[SUPPLIED MATERIAL start]

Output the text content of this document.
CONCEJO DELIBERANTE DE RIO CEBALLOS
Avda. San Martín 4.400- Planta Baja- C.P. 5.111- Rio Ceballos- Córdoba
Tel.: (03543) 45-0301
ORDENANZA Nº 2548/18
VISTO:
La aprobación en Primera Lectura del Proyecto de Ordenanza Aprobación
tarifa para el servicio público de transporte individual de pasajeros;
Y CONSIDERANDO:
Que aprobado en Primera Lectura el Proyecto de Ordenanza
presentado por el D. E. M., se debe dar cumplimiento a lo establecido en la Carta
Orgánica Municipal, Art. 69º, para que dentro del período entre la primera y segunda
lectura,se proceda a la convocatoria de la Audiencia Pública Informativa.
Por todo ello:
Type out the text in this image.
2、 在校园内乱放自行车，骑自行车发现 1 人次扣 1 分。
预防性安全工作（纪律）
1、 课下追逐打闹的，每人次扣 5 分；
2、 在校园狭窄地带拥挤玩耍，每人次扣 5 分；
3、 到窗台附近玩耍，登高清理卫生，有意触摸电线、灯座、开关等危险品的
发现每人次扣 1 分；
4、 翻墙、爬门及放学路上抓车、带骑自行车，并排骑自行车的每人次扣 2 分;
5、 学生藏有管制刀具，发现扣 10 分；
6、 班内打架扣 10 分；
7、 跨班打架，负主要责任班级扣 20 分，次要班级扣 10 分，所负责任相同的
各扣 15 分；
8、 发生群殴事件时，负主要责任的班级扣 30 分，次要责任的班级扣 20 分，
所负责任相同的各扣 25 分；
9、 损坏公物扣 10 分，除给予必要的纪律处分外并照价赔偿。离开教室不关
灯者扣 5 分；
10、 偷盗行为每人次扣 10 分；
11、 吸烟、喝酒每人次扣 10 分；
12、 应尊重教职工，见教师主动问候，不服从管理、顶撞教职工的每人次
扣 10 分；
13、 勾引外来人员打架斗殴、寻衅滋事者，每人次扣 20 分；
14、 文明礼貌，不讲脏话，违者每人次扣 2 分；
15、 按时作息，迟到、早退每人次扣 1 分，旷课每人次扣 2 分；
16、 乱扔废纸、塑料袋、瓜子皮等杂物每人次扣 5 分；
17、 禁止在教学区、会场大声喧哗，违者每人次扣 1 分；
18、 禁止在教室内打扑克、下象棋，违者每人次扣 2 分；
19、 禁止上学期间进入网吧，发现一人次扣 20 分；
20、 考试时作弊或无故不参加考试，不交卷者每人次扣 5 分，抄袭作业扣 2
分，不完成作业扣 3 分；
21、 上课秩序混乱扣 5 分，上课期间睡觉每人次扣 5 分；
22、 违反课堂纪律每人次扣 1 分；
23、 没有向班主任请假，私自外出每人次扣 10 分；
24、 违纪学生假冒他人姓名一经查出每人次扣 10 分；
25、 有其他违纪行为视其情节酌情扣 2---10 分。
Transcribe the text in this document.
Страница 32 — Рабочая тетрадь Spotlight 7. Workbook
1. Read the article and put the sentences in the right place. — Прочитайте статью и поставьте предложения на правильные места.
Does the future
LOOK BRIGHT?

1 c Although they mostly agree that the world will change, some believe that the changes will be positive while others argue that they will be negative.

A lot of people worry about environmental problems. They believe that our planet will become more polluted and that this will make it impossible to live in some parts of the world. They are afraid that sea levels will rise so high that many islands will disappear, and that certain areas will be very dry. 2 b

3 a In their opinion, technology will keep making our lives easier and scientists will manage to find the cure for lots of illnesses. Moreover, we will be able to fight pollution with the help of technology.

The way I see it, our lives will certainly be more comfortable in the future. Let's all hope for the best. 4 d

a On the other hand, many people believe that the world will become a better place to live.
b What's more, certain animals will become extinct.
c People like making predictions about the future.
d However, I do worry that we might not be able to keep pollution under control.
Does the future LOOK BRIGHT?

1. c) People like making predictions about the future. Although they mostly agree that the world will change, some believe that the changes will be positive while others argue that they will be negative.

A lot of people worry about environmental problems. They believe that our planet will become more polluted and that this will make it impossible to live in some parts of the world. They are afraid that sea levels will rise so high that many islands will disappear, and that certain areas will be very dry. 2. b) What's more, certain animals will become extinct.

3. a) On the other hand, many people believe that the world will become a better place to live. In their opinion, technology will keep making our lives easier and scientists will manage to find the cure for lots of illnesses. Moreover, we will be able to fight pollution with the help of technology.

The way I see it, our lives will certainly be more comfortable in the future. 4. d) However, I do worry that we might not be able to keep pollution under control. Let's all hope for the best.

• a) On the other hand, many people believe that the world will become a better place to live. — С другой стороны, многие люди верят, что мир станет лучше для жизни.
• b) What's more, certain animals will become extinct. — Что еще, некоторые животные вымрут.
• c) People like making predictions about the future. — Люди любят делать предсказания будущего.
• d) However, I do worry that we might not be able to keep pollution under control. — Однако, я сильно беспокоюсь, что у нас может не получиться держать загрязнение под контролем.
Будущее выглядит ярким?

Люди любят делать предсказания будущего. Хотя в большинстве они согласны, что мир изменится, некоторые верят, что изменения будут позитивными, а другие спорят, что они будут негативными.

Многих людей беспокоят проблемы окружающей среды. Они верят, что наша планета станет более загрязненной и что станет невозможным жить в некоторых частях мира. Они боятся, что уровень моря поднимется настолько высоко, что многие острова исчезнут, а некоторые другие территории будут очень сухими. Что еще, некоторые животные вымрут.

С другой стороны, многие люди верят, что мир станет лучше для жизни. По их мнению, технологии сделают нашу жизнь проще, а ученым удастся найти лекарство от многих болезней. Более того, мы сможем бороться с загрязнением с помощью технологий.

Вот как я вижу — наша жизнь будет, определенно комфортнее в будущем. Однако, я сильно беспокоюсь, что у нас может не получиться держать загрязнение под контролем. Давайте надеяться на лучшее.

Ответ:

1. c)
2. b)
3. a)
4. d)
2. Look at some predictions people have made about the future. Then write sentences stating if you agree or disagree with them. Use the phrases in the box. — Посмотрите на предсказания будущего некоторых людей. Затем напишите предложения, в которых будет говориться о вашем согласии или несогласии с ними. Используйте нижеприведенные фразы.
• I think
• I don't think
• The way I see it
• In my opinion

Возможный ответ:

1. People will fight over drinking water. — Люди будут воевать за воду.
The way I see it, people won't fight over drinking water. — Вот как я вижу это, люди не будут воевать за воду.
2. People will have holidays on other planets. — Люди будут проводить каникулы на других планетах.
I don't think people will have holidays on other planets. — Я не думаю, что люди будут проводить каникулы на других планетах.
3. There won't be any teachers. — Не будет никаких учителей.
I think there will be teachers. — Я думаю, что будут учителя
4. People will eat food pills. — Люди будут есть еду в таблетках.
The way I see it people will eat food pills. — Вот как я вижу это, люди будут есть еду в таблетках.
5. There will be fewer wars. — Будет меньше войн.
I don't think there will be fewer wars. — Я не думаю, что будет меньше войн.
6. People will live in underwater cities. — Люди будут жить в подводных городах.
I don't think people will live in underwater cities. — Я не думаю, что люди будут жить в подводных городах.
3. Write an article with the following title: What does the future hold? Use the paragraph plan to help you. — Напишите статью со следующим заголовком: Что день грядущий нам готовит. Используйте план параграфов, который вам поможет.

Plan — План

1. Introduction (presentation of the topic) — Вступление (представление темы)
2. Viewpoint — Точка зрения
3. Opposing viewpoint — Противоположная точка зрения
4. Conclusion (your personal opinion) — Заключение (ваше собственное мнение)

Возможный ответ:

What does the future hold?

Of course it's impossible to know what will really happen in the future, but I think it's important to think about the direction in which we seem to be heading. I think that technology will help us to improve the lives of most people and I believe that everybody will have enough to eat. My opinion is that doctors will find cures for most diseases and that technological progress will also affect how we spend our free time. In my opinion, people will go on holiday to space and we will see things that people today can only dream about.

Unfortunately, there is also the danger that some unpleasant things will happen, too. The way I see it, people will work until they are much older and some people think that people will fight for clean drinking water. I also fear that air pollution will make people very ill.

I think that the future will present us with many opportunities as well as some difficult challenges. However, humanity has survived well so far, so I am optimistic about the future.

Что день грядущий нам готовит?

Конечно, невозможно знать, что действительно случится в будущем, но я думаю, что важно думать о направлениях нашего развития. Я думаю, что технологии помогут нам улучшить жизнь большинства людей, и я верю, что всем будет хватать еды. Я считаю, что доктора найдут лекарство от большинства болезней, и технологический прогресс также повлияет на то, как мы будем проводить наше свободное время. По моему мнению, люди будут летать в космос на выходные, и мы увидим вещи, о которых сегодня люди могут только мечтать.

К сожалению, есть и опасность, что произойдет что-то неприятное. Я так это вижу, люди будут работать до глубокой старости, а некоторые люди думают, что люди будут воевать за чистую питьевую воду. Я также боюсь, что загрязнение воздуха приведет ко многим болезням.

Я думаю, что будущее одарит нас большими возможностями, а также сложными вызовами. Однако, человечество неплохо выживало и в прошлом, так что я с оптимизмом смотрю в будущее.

[SUPPLIED MATERIAL end]

◆ DIRECTIONS
Look through the entries and return every line where "hand" appears.

◆ SOLUTION TO THIS TASK
a On the other hand, many people believe that the world will become a better place to live.
3. a) On the other hand, many people believe that the world will become a better place to live. In their opinion, technology will keep making our lives easier and scientists will manage to find the cure for lots of illnesses. Moreover, we will be able to fight pollution with the help of technology.
• a) On the other hand, many people believe that the world will become a better place to live. — С другой стороны, многие люди верят, что мир станет лучше для жизни.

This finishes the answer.